**** DATASET CONTENT
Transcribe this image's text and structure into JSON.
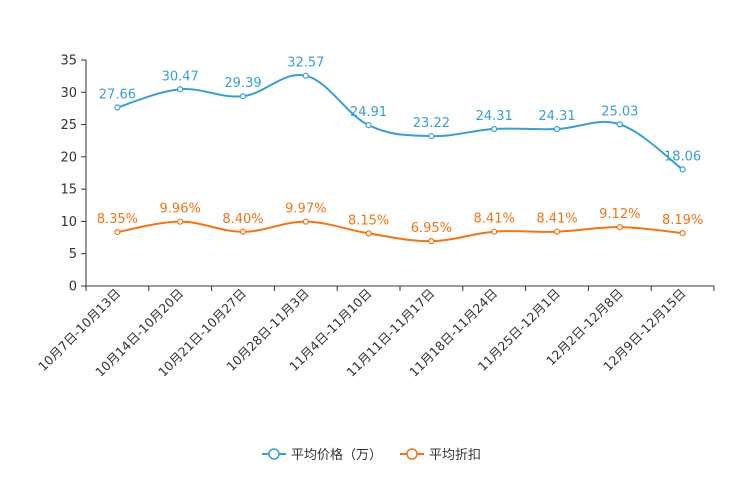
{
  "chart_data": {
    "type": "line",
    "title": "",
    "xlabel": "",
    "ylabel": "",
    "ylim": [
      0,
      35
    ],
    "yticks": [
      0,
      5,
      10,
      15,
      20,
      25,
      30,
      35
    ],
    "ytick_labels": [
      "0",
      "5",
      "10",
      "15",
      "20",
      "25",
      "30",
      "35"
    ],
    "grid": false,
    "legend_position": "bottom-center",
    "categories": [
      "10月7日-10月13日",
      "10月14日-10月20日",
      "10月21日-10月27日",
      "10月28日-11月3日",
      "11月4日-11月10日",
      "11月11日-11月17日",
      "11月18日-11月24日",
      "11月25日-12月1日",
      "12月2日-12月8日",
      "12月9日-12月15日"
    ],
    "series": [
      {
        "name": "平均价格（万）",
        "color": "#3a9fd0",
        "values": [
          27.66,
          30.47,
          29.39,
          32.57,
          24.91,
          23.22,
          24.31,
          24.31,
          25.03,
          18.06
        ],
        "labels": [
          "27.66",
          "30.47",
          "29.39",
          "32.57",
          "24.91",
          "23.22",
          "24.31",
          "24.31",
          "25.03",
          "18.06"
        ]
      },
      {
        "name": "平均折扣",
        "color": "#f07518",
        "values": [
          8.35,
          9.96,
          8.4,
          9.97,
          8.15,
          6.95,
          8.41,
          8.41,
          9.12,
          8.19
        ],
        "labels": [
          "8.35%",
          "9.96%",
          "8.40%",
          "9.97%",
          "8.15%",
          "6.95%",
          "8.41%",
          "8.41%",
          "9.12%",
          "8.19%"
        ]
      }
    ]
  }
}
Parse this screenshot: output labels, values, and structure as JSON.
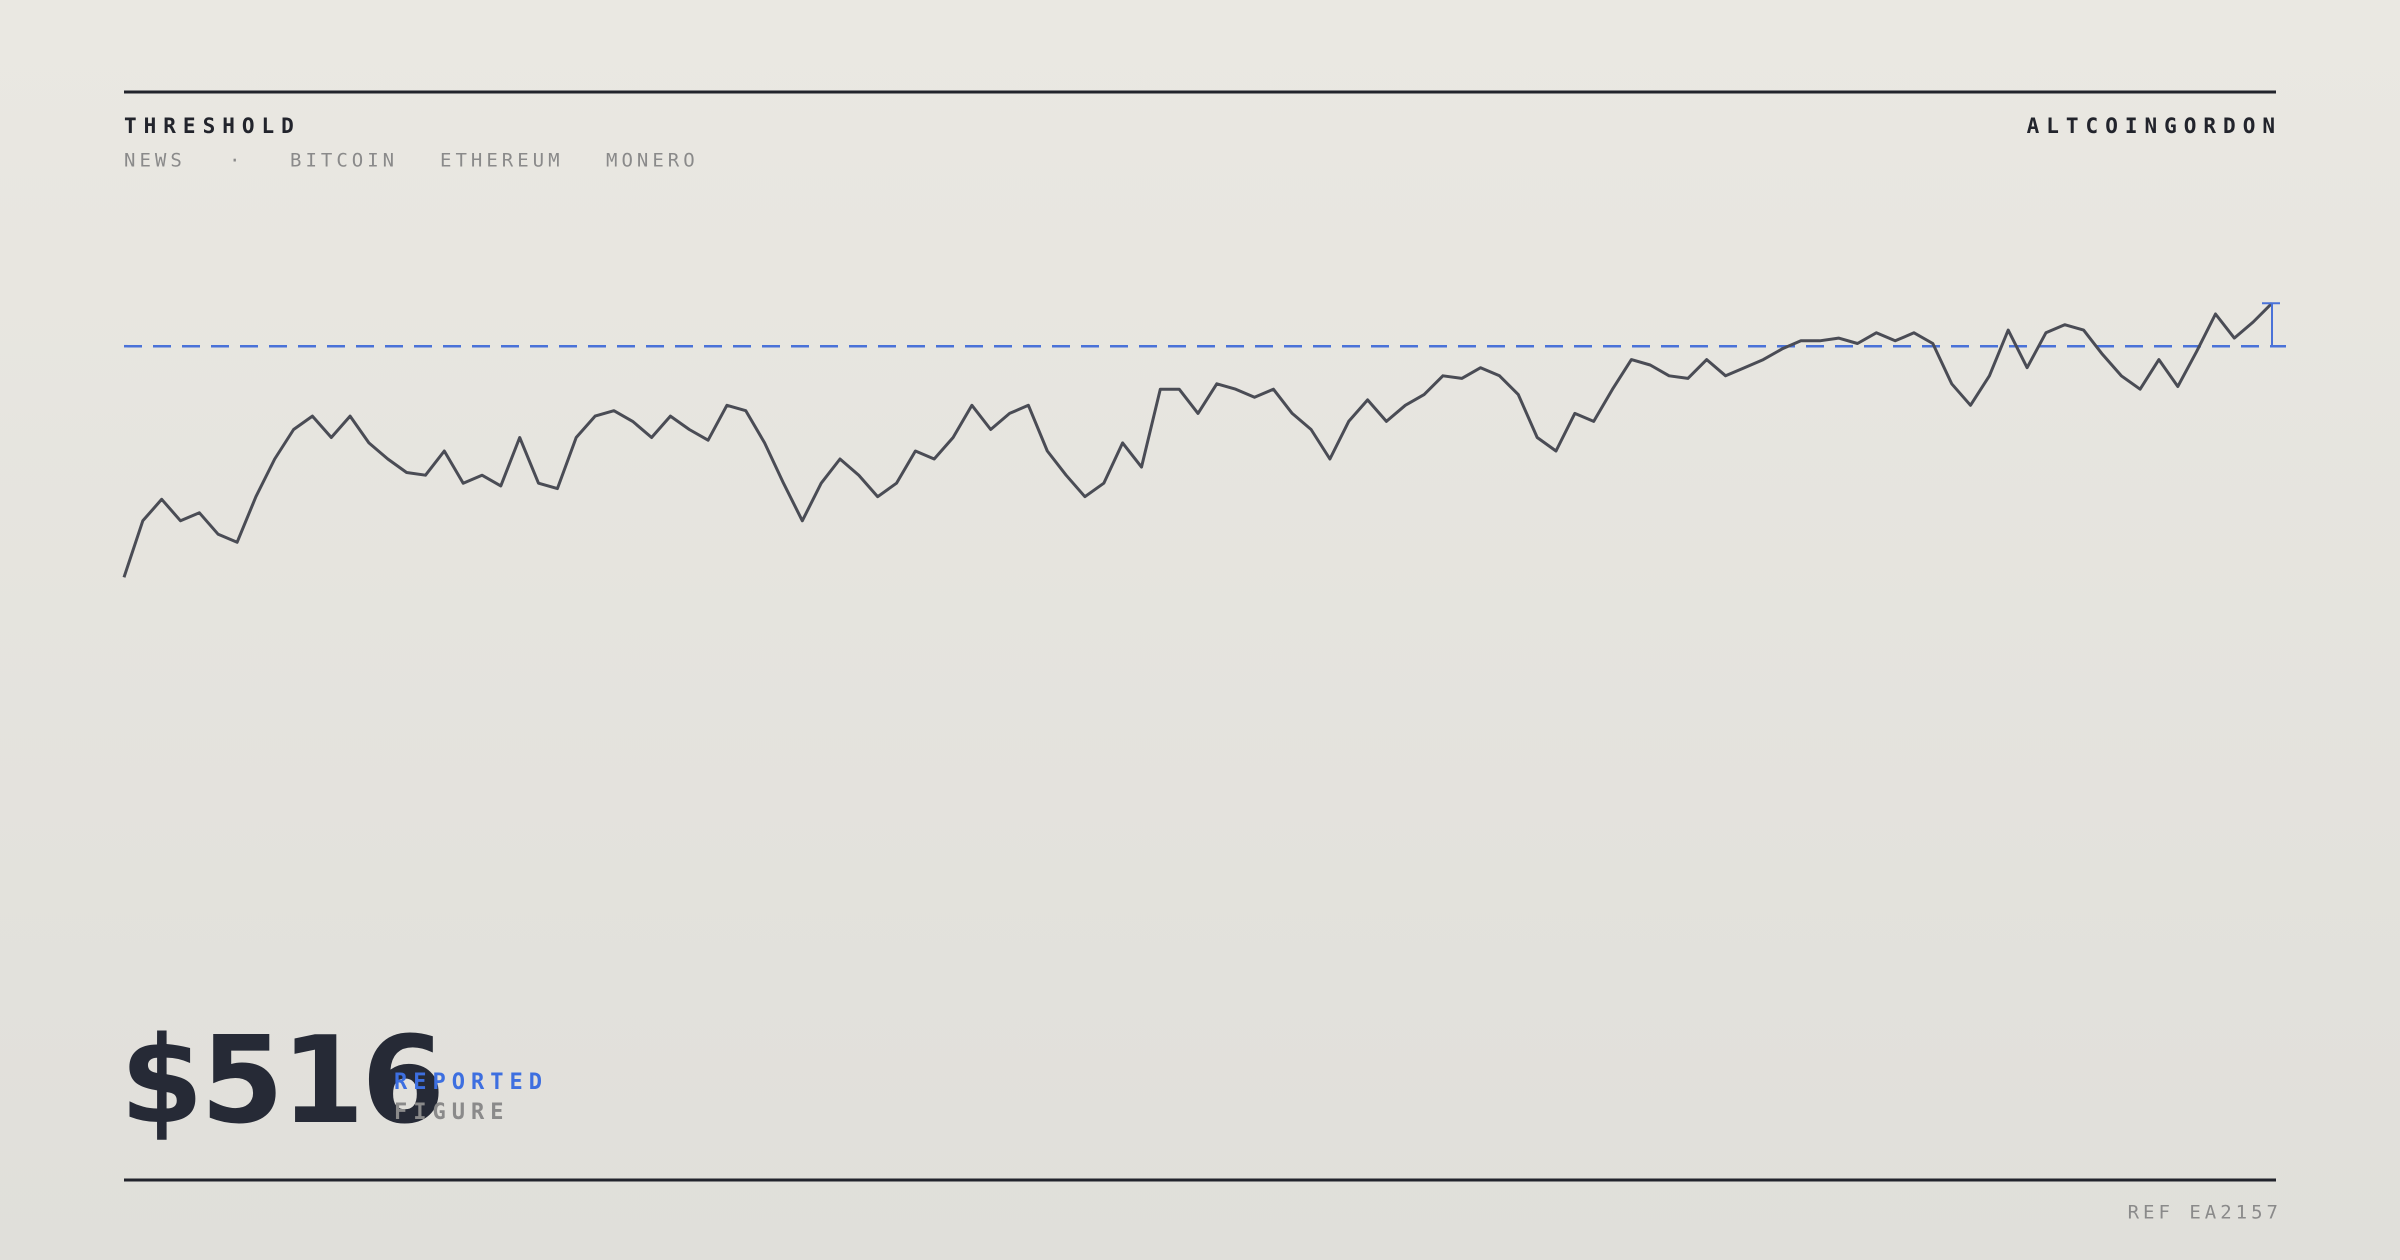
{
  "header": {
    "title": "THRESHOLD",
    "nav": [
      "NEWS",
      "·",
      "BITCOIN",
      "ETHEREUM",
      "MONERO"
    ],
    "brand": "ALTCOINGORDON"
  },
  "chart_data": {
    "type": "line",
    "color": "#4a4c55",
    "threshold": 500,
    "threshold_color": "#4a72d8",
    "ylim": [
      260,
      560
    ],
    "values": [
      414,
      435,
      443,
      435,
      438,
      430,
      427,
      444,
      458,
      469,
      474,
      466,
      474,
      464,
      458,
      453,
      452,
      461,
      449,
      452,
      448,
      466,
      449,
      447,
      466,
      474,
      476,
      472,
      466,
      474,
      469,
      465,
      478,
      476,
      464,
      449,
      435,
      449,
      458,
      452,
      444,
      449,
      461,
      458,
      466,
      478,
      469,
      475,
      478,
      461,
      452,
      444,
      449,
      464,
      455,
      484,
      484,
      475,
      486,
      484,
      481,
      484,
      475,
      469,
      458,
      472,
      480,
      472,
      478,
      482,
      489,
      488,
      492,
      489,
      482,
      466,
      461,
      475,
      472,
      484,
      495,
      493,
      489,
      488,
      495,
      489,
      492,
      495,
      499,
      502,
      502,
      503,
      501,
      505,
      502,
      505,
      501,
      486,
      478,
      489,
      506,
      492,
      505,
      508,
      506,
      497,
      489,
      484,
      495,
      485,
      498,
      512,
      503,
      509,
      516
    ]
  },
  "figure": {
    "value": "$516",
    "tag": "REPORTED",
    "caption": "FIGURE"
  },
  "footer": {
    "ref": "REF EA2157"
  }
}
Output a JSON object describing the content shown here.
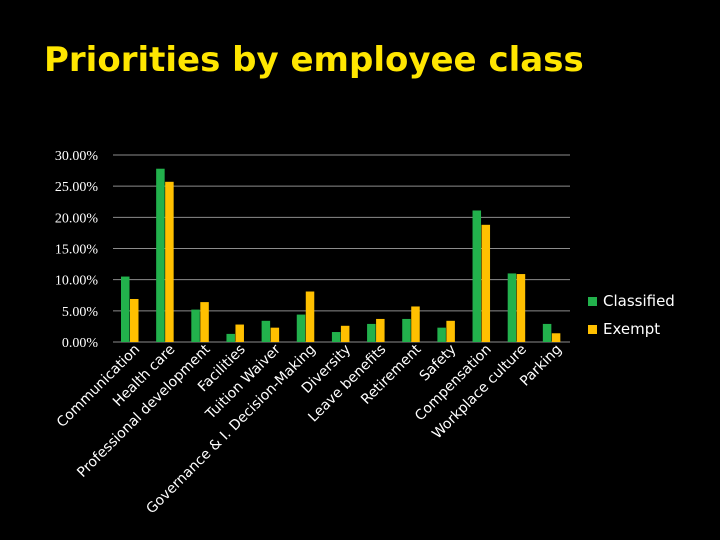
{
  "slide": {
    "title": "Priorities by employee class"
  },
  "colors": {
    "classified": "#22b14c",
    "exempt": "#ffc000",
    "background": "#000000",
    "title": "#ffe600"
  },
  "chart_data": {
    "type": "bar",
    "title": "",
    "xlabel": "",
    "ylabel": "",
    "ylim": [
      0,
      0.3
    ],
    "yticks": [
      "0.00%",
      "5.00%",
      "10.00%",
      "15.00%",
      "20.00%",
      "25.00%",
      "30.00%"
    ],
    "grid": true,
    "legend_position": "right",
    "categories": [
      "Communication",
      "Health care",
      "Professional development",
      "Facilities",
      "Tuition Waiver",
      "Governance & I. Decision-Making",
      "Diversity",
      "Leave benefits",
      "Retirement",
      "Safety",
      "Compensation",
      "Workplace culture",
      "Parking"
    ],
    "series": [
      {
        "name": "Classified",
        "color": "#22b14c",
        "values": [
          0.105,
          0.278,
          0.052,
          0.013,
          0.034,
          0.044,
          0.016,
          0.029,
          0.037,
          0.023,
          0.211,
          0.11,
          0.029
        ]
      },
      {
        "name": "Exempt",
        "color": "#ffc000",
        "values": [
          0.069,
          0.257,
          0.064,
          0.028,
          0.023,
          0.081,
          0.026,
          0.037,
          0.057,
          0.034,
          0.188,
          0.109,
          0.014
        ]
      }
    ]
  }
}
********
* TASK DIRECTIONS: What count of lines in the listing contain the word "name"? Reply with the number only.

* REPLY: 4